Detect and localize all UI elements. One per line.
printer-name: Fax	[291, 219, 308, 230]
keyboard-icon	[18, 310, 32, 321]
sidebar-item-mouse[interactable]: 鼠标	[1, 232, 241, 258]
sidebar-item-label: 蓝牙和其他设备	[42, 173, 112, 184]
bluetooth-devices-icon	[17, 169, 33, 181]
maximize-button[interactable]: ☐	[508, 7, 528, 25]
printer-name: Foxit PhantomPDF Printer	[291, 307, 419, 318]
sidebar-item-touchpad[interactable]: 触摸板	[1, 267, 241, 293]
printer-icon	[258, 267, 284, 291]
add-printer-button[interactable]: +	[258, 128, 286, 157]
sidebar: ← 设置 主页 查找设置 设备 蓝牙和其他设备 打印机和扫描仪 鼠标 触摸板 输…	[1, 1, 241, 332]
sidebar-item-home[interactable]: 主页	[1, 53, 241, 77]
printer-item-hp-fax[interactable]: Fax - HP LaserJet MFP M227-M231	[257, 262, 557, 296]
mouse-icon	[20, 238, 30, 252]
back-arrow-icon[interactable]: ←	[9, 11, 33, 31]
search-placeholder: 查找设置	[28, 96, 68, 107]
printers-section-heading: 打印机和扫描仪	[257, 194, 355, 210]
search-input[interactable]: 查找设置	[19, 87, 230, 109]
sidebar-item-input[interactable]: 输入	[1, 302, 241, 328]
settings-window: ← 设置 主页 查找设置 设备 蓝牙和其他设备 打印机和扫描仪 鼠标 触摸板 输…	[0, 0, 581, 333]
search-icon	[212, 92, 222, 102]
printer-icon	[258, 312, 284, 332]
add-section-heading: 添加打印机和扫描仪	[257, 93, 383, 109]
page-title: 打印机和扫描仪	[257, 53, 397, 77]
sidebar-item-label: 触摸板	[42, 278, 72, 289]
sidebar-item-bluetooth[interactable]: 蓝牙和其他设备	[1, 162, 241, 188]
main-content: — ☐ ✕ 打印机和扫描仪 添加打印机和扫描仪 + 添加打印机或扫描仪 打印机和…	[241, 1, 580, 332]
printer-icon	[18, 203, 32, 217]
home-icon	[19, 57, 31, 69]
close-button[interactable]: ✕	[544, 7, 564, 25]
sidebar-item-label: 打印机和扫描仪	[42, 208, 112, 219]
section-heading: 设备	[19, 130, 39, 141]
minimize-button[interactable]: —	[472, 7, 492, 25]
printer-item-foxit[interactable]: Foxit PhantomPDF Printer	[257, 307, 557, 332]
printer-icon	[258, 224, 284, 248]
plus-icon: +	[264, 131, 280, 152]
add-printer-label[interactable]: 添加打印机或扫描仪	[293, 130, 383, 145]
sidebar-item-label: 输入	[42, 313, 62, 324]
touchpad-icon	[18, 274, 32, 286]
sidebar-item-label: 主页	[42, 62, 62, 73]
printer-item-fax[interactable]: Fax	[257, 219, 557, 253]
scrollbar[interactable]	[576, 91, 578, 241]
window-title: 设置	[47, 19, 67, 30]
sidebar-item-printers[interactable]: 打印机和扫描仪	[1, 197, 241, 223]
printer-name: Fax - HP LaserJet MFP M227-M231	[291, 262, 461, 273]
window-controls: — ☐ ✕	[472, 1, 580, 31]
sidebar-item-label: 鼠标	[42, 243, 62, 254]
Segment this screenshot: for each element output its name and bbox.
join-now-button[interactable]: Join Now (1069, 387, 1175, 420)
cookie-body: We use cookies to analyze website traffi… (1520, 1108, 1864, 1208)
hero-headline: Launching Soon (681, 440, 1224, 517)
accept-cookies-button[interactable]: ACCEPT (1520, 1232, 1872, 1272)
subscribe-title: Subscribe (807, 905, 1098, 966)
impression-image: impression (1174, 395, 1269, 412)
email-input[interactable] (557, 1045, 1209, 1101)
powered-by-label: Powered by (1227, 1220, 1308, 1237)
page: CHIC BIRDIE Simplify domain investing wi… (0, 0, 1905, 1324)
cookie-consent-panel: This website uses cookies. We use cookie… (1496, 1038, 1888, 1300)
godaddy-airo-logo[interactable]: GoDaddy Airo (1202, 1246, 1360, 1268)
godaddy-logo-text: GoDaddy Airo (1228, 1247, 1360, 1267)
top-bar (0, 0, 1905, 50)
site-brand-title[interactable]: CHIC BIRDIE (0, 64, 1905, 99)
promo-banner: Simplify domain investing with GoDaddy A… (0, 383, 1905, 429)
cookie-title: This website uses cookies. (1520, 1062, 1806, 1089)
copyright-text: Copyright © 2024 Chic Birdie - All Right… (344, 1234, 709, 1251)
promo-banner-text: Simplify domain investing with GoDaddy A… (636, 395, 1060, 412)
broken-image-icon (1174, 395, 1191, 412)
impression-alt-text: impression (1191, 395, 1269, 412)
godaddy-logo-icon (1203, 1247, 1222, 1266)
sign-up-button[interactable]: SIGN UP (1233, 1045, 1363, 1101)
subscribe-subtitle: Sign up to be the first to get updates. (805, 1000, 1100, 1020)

_SHORT PROBLEM_. Reproduce all of the material above, swapping every "printer-icon" for "printer-glyph" and leaving everything else unchanged.

_CORRECT OUTPUT_.
Detect and localize all UI elements. One per line.
printer-name: Fax	[291, 219, 308, 230]
keyboard-icon	[18, 310, 32, 321]
sidebar-item-mouse[interactable]: 鼠标	[1, 232, 241, 258]
sidebar-item-label: 蓝牙和其他设备	[42, 173, 112, 184]
bluetooth-devices-icon	[17, 169, 33, 181]
maximize-button[interactable]: ☐	[508, 7, 528, 25]
printer-name: Foxit PhantomPDF Printer	[291, 307, 419, 318]
sidebar-item-touchpad[interactable]: 触摸板	[1, 267, 241, 293]
printer-glyph	[258, 267, 284, 291]
add-printer-button[interactable]: +	[258, 128, 286, 157]
sidebar: ← 设置 主页 查找设置 设备 蓝牙和其他设备 打印机和扫描仪 鼠标 触摸板 输…	[1, 1, 241, 332]
sidebar-item-home[interactable]: 主页	[1, 53, 241, 77]
printer-item-hp-fax[interactable]: Fax - HP LaserJet MFP M227-M231	[257, 262, 557, 296]
mouse-icon	[20, 238, 30, 252]
back-arrow-icon[interactable]: ←	[9, 11, 33, 31]
search-placeholder: 查找设置	[28, 96, 68, 107]
printers-section-heading: 打印机和扫描仪	[257, 194, 355, 210]
search-input[interactable]: 查找设置	[19, 87, 230, 109]
sidebar-item-input[interactable]: 输入	[1, 302, 241, 328]
settings-window: ← 设置 主页 查找设置 设备 蓝牙和其他设备 打印机和扫描仪 鼠标 触摸板 输…	[0, 0, 581, 333]
search-icon	[212, 92, 222, 102]
printer-glyph	[258, 312, 284, 332]
add-section-heading: 添加打印机和扫描仪	[257, 93, 383, 109]
page-title: 打印机和扫描仪	[257, 53, 397, 77]
sidebar-item-label: 触摸板	[42, 278, 72, 289]
sidebar-item-bluetooth[interactable]: 蓝牙和其他设备	[1, 162, 241, 188]
main-content: — ☐ ✕ 打印机和扫描仪 添加打印机和扫描仪 + 添加打印机或扫描仪 打印机和…	[241, 1, 580, 332]
printer-glyph	[18, 203, 32, 217]
home-icon	[19, 57, 31, 69]
close-button[interactable]: ✕	[544, 7, 564, 25]
sidebar-item-label: 打印机和扫描仪	[42, 208, 112, 219]
section-heading: 设备	[19, 130, 39, 141]
minimize-button[interactable]: —	[472, 7, 492, 25]
printer-item-foxit[interactable]: Foxit PhantomPDF Printer	[257, 307, 557, 332]
printer-glyph	[258, 224, 284, 248]
plus-icon: +	[264, 131, 280, 152]
add-printer-label[interactable]: 添加打印机或扫描仪	[293, 130, 383, 145]
sidebar-item-label: 输入	[42, 313, 62, 324]
touchpad-icon	[18, 274, 32, 286]
sidebar-item-label: 主页	[42, 62, 62, 73]
printer-item-fax[interactable]: Fax	[257, 219, 557, 253]
scrollbar[interactable]	[576, 91, 578, 241]
window-title: 设置	[47, 19, 67, 30]
sidebar-item-printers[interactable]: 打印机和扫描仪	[1, 197, 241, 223]
printer-name: Fax - HP LaserJet MFP M227-M231	[291, 262, 461, 273]
window-controls: — ☐ ✕	[472, 1, 580, 31]
sidebar-item-label: 鼠标	[42, 243, 62, 254]
Segment this screenshot: for each element output its name and bbox.
join-now-button[interactable]: Join Now (1069, 387, 1175, 420)
cookie-body: We use cookies to analyze website traffi… (1520, 1108, 1864, 1208)
hero-headline: Launching Soon (681, 440, 1224, 517)
accept-cookies-button[interactable]: ACCEPT (1520, 1232, 1872, 1272)
subscribe-title: Subscribe (807, 905, 1098, 966)
impression-image: impression (1174, 395, 1269, 412)
email-input[interactable] (557, 1045, 1209, 1101)
powered-by-label: Powered by (1227, 1220, 1308, 1237)
page: CHIC BIRDIE Simplify domain investing wi… (0, 0, 1905, 1324)
cookie-consent-panel: This website uses cookies. We use cookie… (1496, 1038, 1888, 1300)
godaddy-airo-logo[interactable]: GoDaddy Airo (1202, 1246, 1360, 1268)
godaddy-logo-text: GoDaddy Airo (1228, 1247, 1360, 1267)
top-bar (0, 0, 1905, 50)
site-brand-title[interactable]: CHIC BIRDIE (0, 64, 1905, 99)
promo-banner: Simplify domain investing with GoDaddy A… (0, 383, 1905, 429)
cookie-title: This website uses cookies. (1520, 1062, 1806, 1089)
copyright-text: Copyright © 2024 Chic Birdie - All Right… (344, 1234, 709, 1251)
promo-banner-text: Simplify domain investing with GoDaddy A… (636, 395, 1060, 412)
broken-image-icon (1174, 395, 1191, 412)
impression-alt-text: impression (1191, 395, 1269, 412)
godaddy-logo-icon (1203, 1247, 1222, 1266)
sign-up-button[interactable]: SIGN UP (1233, 1045, 1363, 1101)
subscribe-subtitle: Sign up to be the first to get updates. (805, 1000, 1100, 1020)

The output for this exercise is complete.